=== GIVEN TASK A ===
List every import statement that the patch adds, as the lines beginning with a plus sign show.
=== GIVEN TASK B ===
From the patch, repeat the stretch from "From 0be564c6ce18e204468f9e356d4e7c96d6c0bc97 Mon" through "insertions(+), 25 deletions(-)".

----- EXCERPT

From 0be564c6ce18e204468f9e356d4e7c96d6c0bc97 Mon Sep 17 00:00:00 2001
From: Bernd Doser <bernd.doser@h-its.org>
Date: Fri, 17 Nov 2023 14:32:41 +0100
Subject: [PATCH] Fix #45: Memory leak

---
 callbacks/log_reconstruction_callback.py  | 58 +++++++++++++----------
 tests/test_log_reconstruction_callback.py |  2 +-
 2 files changed, 35 insertions(+), 25 deletions(-)

diff --git a/callbacks/log_reconstruction_callback.py b/callbacks/log_reconstruction_callback.py
index 11252d4..a8de913 100644
--- a/callbacks/log_reconstruction_callback.py
+++ b/callbacks/log_reconstruction_callback.py
@@ -1,7 +1,12 @@
-import matplotlib.pyplot as plt
+import gc
+
+import matplotlib
 import torch
 import torchvision.transforms.functional as functional
 from lightning.pytorch.callbacks import Callback
+from matplotlib import figure
+
+matplotlib.use('Agg')
 
 
 class LogReconstructionCallback(Callback):
@@ -27,24 +32,20 @@ def on_train_epoch_end(self, trainer, pl_module):
             batch_size = samples.shape[0]
             losses = torch.zeros(batch_size, pl_module.rotations)
             images = torch.zeros(
-                (
-                    batch_size,
-                    3,
-                    pl_module.input_size,
-                    pl_module.input_size,
-                    pl_module.rotations,
-                )
+                batch_size,
+                3,
+                pl_module.input_size,
+                pl_module.input_size,
+                pl_module.rotations,
             )
             recons = torch.zeros(
-                (
-                    batch_size,
-                    3,
-                    pl_module.input_size,
-                    pl_module.input_size,
-                    pl_module.rotations,
-                )
+                batch_size,
+                3,
+                pl_module.input_size,
+                pl_module.input_size,
+                pl_module.rotations,
             )
-            coords = torch.zeros((batch_size, pl_module.z_dim, pl_module.rotations))
+            coords = torch.zeros(batch_size, pl_module.z_dim, pl_module.rotations)
             for r in range(pl_module.rotations):
                 rotate = functional.rotate(
                     samples, 360.0 / pl_module.rotations * r, expand=False
@@ -66,15 +67,24 @@ def on_train_epoch_end(self, trainer, pl_module):
             min_idx = torch.min(losses, dim=1)[1]
 
         # Plot the original samples and their reconstructions side by side
-        fig, axs = plt.subplots(self.num_samples, 2, figsize=(6, 2 * self.num_samples))

----------
----- INFORMATION SHOWN

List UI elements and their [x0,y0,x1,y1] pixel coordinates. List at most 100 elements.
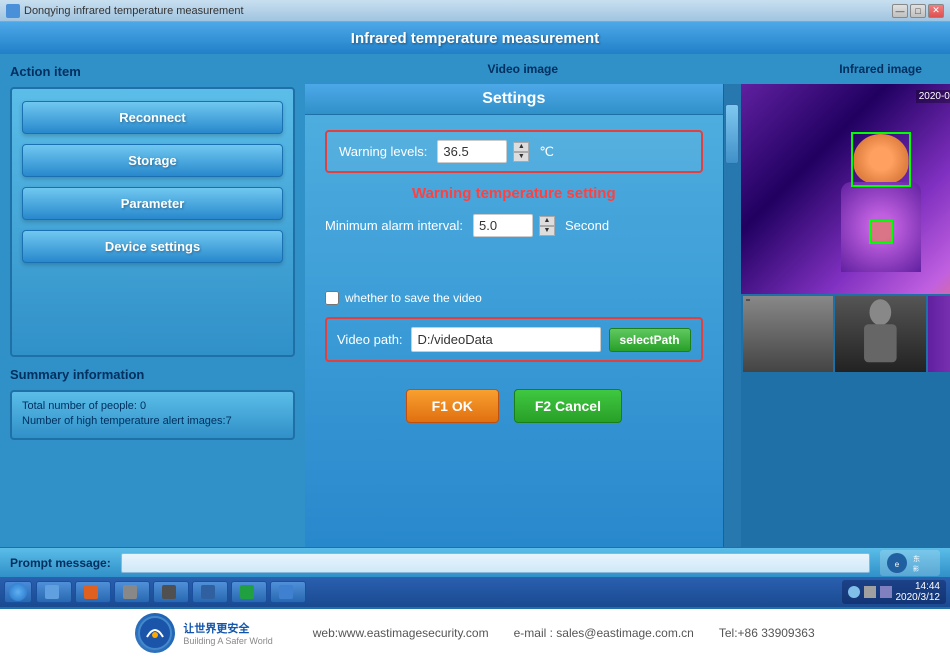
prompt-bar: Prompt message: e 东 影 [0,547,950,577]
brand-chinese: 让世界更安全 [183,620,272,636]
device-settings-button[interactable]: Device settings [22,230,283,263]
infrared-main-image: 2020-03-12 14:44:42 35.9℃ [741,84,950,294]
thumbnail-3[interactable] [928,296,950,372]
summary-section: Total number of people: 0 Number of high… [10,390,295,440]
close-button[interactable]: ✕ [928,4,944,18]
warning-levels-box: Warning levels: ▲ ▼ ℃ [325,130,703,173]
taskbar-item-2[interactable] [75,581,111,603]
taskbar-item-3[interactable] [114,581,150,603]
minimize-button[interactable]: — [892,4,908,18]
brand-text: 让世界更安全 Building A Safer World [183,620,272,646]
storage-button[interactable]: Storage [22,144,283,177]
summary-section-title: Summary information [10,367,295,382]
warning-levels-input[interactable] [437,140,507,163]
body-detection-rect [869,220,893,244]
alarm-interval-label: Minimum alarm interval: [325,218,463,233]
brand-web: web:www.eastimagesecurity.com [313,626,489,640]
infrared-timestamp: 2020-03-12 14:44:42 [916,90,950,103]
taskbar-item-7[interactable] [270,581,306,603]
parameter-button[interactable]: Parameter [22,187,283,220]
video-path-label: Video path: [337,332,403,347]
app-title: Infrared temperature measurement [351,30,599,47]
taskbar-item-5[interactable] [192,581,228,603]
volume-icon [864,586,876,598]
settings-action-row: F1 OK F2 Cancel [325,389,703,423]
taskbar-icon-4 [162,585,176,599]
taskbar-item-4[interactable] [153,581,189,603]
alarm-unit: Second [565,218,609,233]
title-bar: Donqying infrared temperature measuremen… [0,0,950,22]
video-header: Video image [305,54,741,84]
taskbar-icon-6 [240,585,254,599]
high-temp-row: Number of high temperature alert images:… [22,415,283,427]
video-path-input[interactable] [411,327,601,352]
brand-email: e-mail : sales@eastimage.com.cn [514,626,694,640]
taskbar: 14:44 2020/3/12 [0,577,950,607]
infrared-panel: 2020-03-12 14:44:42 35.9℃ [741,84,950,547]
video-path-box: Video path: selectPath [325,317,703,362]
alarm-interval-input[interactable] [473,214,533,237]
title-bar-controls: — □ ✕ [892,4,944,18]
brand-tel: Tel:+86 33909363 [719,626,815,640]
action-section-title: Action item [10,64,295,79]
security-icon [880,586,892,598]
warning-spin-controls: ▲ ▼ [513,142,529,162]
image-header: Video image Infrared image [305,54,950,84]
ok-button[interactable]: F1 OK [406,389,499,423]
window-title: Donqying infrared temperature measuremen… [24,5,244,17]
taskbar-date: 2020/3/12 [896,592,941,603]
infrared-header: Infrared image [741,54,950,84]
taskbar-icon-3 [123,585,137,599]
app-title-bar: Infrared temperature measurement [0,22,950,54]
main-area: Action item Reconnect Storage Parameter … [0,54,950,547]
reconnect-button[interactable]: Reconnect [22,101,283,134]
windows-logo [9,583,27,601]
warning-levels-label: Warning levels: [339,144,427,159]
brand-contact-info: web:www.eastimagesecurity.com e-mail : s… [313,626,815,640]
restore-button[interactable]: □ [910,4,926,18]
alarm-spin-down[interactable]: ▼ [539,226,555,236]
cancel-button[interactable]: F2 Cancel [514,389,622,423]
brand-logo: 让世界更安全 Building A Safer World [135,613,272,653]
select-path-button[interactable]: selectPath [609,328,691,352]
brand-sub: Building A Safer World [183,636,272,646]
alarm-interval-row: Minimum alarm interval: ▲ ▼ Second [325,214,703,237]
alarm-spin-up[interactable]: ▲ [539,216,555,226]
taskbar-icon-7 [279,585,293,599]
taskbar-icon-1 [45,585,59,599]
taskbar-tray: 14:44 2020/3/12 [842,580,947,604]
taskbar-item-1[interactable] [36,581,72,603]
app-icon [6,4,20,18]
network-icon [848,586,860,598]
thumbnail-1[interactable] [743,296,834,372]
warning-temp-title: Warning temperature setting [325,185,703,202]
taskbar-icon-5 [201,585,215,599]
svg-text:e: e [895,560,900,569]
warning-spin-up[interactable]: ▲ [513,142,529,152]
right-main: Video image Infrared image Settings Warn… [305,54,950,547]
video-save-label: whether to save the video [345,291,482,305]
warning-spin-down[interactable]: ▼ [513,152,529,162]
total-people-row: Total number of people: 0 [22,400,283,412]
start-button[interactable] [4,581,32,603]
settings-body: Warning levels: ▲ ▼ ℃ Warning temperatur… [305,115,723,438]
person-silhouette [821,114,941,284]
taskbar-items [36,581,838,603]
scrollbar[interactable] [723,84,741,547]
taskbar-clock: 14:44 2020/3/12 [896,581,941,603]
brand-logo-small: e 东 影 [880,550,940,576]
prompt-label: Prompt message: [10,556,111,570]
taskbar-icon-2 [84,585,98,599]
bottom-branding: 让世界更安全 Building A Safer World web:www.ea… [0,607,950,657]
video-save-checkbox[interactable] [325,291,339,305]
face-detection-rect [851,132,911,187]
thumbnail-2[interactable] [835,296,926,372]
content-area: Settings Warning levels: ▲ ▼ ℃ Warning t… [305,84,950,547]
left-panel: Action item Reconnect Storage Parameter … [0,54,305,547]
video-save-row: whether to save the video [325,291,703,305]
scroll-thumb[interactable] [725,104,739,164]
settings-title: Settings [305,84,723,115]
action-buttons-container: Reconnect Storage Parameter Device setti… [10,87,295,357]
taskbar-item-6[interactable] [231,581,267,603]
logo-image [135,613,175,653]
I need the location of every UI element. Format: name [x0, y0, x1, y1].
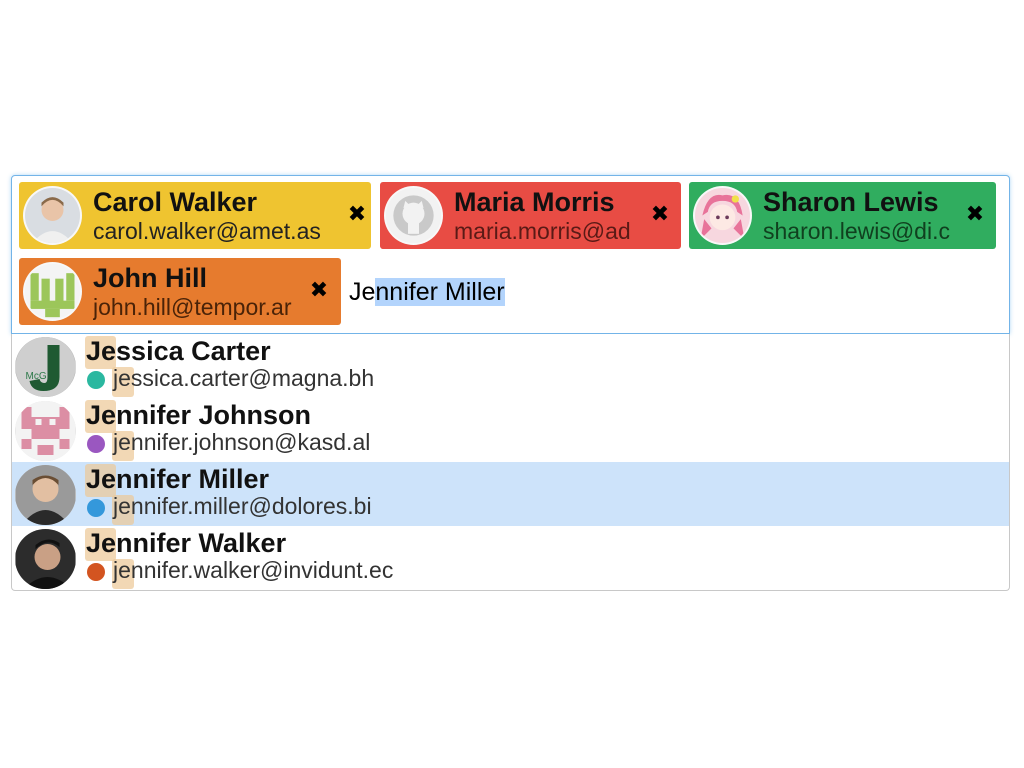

----------

=== COMPLETE OUTPUT A ===
import gc
import matplotlib
from matplotlib import figure

=== COMPLETE OUTPUT B ===
From 0be564c6ce18e204468f9e356d4e7c96d6c0bc97 Mon Sep 17 00:00:00 2001
From: Bernd Doser <bernd.doser@h-its.org>
Date: Fri, 17 Nov 2023 14:32:41 +0100
Subject: [PATCH] Fix #45: Memory leak

---
 callbacks/log_reconstruction_callback.py  | 58 +++++++++++++----------
 tests/test_log_reconstruction_callback.py |  2 +-
 2 files changed, 35 insertions(+), 25 deletions(-)